Extracts from a graphics dataset:

++++++++++++++++++++

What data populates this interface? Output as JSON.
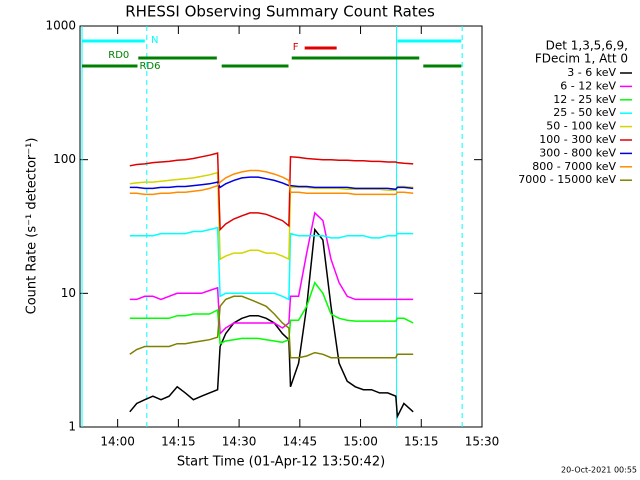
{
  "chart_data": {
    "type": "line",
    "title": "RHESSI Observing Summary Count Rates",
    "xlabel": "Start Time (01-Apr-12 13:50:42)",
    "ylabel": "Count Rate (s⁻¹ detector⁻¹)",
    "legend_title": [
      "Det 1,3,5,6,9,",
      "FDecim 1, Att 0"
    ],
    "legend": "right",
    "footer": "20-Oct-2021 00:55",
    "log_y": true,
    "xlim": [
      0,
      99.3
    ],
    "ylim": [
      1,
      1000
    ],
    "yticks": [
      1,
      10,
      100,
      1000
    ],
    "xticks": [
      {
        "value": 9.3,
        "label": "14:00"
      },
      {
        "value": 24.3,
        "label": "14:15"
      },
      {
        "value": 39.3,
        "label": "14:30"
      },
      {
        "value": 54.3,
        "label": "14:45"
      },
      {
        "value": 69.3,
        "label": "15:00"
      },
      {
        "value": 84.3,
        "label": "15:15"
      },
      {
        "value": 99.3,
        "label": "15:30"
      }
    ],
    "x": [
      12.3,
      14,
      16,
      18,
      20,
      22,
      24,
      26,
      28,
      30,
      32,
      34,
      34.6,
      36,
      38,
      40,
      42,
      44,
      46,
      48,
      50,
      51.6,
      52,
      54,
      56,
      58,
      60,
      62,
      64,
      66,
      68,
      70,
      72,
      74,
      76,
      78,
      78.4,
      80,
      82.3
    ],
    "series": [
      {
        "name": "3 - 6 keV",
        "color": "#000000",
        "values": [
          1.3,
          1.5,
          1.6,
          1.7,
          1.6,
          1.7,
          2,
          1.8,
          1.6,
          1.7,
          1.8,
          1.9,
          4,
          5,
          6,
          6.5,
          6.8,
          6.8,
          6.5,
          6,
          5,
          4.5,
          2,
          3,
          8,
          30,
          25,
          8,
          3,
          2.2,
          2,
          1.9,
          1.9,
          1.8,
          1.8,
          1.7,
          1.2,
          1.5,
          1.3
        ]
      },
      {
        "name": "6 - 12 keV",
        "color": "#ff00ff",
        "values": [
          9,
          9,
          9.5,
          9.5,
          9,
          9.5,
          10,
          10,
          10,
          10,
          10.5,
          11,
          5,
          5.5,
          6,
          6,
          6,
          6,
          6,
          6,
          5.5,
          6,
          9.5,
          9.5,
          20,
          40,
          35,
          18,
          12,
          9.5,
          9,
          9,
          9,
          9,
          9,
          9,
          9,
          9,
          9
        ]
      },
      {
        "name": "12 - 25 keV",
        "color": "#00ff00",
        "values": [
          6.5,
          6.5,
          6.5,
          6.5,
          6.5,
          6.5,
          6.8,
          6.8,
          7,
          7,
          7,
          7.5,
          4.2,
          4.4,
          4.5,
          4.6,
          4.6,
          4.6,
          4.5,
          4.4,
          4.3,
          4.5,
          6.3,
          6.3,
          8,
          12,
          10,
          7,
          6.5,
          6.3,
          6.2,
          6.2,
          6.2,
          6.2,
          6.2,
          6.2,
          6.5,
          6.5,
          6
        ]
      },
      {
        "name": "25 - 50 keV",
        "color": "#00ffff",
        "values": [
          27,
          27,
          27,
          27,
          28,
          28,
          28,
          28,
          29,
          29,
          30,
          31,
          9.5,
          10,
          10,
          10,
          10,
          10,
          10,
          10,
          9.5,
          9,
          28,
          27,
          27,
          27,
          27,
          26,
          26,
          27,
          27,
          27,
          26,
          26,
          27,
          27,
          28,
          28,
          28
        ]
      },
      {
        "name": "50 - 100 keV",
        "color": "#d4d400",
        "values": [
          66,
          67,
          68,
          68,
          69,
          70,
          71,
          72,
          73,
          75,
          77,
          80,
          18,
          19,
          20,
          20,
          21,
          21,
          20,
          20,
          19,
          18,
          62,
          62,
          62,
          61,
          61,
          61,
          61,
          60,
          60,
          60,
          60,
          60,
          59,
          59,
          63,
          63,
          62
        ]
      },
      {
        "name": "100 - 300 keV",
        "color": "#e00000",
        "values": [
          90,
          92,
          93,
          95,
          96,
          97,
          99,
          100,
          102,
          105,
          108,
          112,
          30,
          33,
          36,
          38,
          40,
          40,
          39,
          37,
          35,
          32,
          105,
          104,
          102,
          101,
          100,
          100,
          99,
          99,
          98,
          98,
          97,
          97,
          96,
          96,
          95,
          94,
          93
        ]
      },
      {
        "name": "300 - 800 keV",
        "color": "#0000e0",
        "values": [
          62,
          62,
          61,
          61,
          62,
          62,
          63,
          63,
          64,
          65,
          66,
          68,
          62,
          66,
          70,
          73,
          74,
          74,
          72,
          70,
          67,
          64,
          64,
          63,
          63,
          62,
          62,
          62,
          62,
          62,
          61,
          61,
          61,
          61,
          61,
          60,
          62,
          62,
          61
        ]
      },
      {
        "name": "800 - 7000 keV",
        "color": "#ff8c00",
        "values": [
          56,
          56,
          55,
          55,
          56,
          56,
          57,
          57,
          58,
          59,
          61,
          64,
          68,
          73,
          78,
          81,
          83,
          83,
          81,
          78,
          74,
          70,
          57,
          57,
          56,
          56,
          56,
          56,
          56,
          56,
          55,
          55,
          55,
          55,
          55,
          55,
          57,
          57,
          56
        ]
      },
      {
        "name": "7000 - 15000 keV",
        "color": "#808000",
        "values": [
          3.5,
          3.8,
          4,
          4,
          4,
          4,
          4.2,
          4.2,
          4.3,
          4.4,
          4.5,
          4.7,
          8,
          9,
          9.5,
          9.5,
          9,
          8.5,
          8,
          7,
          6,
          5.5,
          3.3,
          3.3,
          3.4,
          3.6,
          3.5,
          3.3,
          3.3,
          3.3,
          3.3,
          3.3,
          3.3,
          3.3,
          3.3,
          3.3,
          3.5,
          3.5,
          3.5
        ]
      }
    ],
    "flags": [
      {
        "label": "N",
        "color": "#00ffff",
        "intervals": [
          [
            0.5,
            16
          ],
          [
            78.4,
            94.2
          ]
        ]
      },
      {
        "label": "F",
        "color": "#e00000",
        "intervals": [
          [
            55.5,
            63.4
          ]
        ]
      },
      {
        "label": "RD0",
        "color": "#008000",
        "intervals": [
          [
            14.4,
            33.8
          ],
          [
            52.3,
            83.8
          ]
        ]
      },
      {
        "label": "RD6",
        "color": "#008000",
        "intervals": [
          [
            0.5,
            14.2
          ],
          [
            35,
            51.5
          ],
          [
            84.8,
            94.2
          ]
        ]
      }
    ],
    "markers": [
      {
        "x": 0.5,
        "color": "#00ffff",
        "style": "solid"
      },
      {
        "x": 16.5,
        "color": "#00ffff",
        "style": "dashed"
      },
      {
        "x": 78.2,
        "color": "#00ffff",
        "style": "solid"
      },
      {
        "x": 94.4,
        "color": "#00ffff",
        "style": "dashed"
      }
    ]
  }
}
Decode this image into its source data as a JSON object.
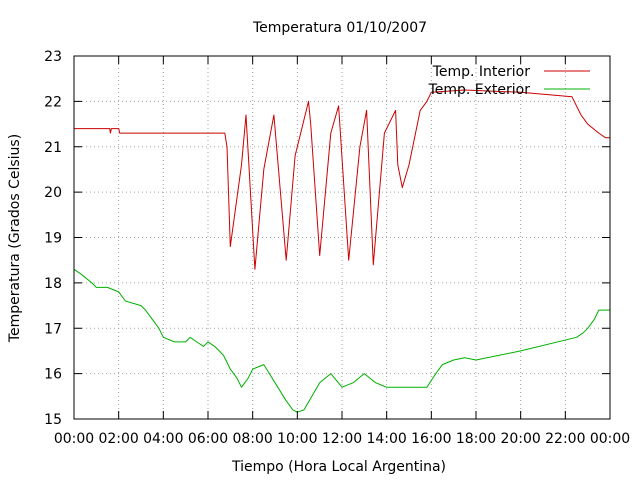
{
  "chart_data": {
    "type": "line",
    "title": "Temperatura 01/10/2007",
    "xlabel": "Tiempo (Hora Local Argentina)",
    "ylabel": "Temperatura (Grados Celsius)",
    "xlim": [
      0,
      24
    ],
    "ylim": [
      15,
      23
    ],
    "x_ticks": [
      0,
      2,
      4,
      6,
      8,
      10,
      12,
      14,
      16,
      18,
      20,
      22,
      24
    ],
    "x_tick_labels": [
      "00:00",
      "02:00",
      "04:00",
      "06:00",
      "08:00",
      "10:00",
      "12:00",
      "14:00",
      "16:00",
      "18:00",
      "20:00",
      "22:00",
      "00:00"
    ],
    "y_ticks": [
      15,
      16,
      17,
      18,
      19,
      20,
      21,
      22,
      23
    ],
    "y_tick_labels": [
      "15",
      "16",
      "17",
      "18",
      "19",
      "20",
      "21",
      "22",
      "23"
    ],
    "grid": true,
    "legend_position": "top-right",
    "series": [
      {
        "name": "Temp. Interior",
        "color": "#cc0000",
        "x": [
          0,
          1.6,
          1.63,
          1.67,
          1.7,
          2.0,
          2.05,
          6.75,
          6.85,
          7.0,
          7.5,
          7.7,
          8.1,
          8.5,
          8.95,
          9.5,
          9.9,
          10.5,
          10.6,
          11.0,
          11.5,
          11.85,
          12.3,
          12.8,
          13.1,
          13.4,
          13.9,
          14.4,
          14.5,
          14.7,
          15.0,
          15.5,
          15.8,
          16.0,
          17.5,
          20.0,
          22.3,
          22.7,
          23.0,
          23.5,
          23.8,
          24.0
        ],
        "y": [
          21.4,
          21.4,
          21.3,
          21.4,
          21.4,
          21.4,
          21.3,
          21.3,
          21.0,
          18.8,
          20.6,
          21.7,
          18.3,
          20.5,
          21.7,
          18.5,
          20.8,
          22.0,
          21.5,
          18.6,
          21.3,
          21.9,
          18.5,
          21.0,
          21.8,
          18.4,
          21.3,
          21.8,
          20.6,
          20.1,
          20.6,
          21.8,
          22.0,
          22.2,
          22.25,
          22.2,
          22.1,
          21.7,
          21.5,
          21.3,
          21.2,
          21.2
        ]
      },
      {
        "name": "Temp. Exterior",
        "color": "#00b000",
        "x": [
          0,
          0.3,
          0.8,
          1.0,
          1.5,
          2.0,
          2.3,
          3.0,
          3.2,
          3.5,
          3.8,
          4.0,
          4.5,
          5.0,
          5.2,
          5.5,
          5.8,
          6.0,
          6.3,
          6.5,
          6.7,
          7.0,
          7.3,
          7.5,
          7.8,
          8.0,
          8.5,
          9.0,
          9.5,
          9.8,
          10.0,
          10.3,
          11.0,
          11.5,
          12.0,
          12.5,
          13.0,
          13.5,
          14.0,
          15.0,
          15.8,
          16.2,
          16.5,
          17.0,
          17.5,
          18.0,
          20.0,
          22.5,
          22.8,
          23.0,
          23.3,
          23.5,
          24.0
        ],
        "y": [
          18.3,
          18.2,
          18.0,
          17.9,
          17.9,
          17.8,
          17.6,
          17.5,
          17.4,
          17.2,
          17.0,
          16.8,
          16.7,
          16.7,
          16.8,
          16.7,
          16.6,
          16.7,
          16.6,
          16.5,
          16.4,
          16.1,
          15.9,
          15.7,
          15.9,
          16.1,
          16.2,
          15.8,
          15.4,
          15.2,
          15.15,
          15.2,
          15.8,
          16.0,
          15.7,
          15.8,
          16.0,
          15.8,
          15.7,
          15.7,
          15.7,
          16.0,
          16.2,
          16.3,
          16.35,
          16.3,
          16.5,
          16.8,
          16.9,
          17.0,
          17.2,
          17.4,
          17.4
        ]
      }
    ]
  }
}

++++++++++++++++++++

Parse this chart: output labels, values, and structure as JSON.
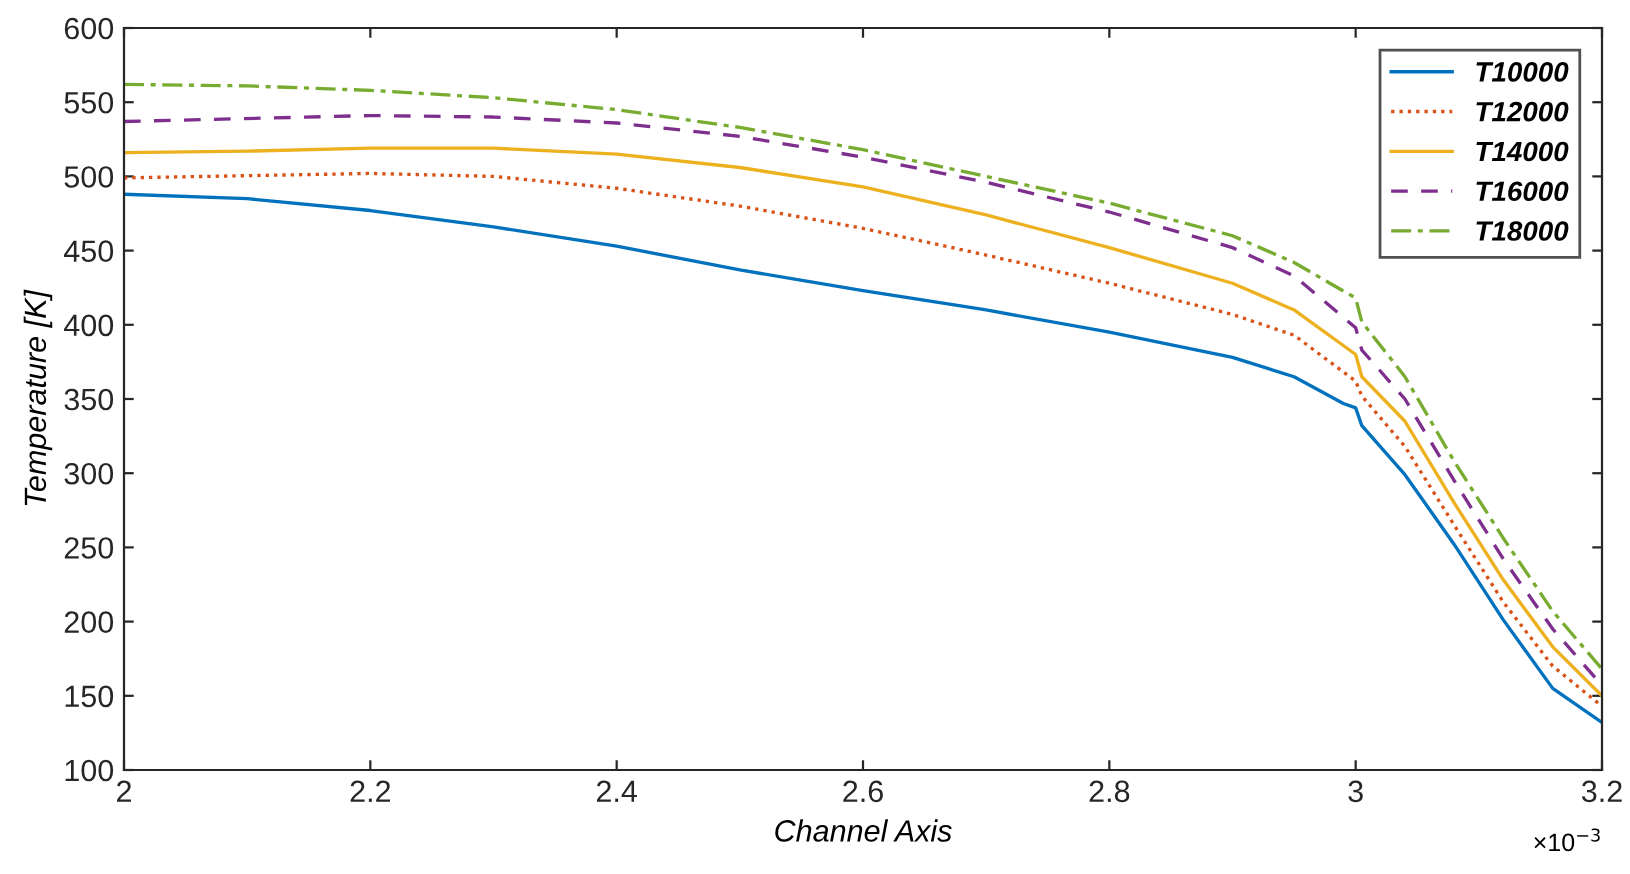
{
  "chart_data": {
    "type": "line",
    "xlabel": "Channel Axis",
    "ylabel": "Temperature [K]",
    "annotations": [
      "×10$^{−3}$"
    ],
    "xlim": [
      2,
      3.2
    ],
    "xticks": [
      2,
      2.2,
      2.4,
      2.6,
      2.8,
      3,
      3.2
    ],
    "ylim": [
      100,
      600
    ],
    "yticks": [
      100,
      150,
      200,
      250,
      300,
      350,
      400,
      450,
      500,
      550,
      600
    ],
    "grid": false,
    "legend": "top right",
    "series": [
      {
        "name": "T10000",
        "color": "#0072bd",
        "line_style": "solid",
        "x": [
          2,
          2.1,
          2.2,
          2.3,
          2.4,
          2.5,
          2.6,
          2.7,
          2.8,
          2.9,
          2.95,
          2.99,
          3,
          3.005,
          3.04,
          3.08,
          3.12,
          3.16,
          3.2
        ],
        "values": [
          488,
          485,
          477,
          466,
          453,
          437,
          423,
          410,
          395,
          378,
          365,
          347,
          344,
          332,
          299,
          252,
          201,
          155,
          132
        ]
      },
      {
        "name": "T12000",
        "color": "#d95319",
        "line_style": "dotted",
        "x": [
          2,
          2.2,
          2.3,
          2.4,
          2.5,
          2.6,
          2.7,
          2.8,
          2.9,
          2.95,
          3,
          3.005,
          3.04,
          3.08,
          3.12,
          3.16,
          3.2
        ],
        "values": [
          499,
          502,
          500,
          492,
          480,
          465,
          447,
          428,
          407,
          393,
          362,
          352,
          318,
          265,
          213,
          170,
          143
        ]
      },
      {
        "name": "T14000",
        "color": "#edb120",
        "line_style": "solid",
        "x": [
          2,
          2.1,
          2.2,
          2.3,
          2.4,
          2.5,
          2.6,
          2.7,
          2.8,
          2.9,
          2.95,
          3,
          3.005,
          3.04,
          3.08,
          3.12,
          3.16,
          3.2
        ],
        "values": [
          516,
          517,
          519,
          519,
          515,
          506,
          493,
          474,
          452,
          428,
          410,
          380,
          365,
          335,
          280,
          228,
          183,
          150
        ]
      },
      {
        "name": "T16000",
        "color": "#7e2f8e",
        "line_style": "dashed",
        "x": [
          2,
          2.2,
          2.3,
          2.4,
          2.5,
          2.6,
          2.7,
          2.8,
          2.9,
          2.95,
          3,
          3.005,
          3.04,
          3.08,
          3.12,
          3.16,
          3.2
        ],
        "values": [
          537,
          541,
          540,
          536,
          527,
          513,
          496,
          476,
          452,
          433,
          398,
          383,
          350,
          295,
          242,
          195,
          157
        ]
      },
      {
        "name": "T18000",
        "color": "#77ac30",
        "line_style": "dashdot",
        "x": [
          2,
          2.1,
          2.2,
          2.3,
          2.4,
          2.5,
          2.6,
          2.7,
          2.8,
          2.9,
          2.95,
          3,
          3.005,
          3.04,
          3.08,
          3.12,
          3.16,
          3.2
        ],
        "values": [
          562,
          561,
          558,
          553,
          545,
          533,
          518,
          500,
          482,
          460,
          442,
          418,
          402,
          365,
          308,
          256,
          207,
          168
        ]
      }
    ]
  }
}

++++++++++++++++++++

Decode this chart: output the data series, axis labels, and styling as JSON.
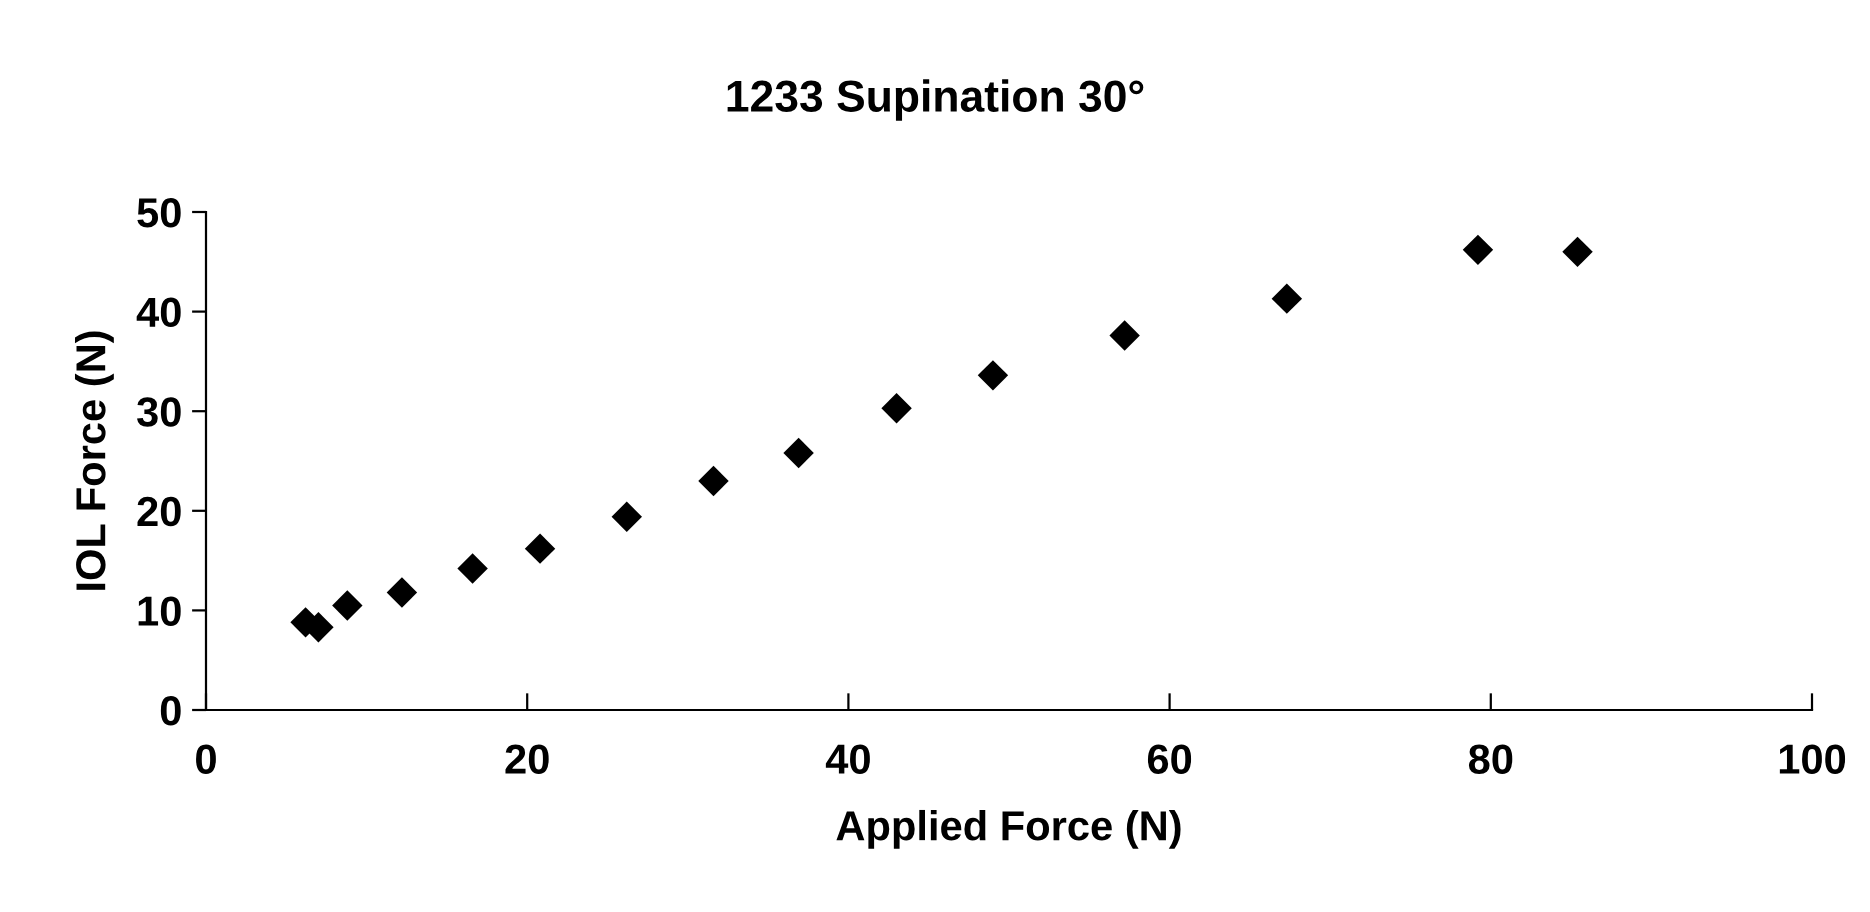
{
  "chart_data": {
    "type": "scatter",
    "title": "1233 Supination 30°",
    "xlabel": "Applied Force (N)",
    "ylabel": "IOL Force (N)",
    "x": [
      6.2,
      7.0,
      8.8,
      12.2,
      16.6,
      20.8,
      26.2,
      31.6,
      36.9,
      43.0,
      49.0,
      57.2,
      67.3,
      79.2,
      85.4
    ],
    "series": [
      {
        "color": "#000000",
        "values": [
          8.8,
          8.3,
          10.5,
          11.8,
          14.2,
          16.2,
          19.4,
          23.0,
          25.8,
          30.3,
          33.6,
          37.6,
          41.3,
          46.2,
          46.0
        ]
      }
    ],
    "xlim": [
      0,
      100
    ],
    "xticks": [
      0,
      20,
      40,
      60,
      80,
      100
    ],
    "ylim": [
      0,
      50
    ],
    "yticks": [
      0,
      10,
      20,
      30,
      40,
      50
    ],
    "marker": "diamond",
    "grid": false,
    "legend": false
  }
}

++++++++++++++++++++

Directions >> Out of the preceding entries, pull every line containing the string "Temperatura".

Expected answer >>
    "title": "Temperatura 01/10/2007",
    "ylabel": "Temperatura (Grados Celsius)",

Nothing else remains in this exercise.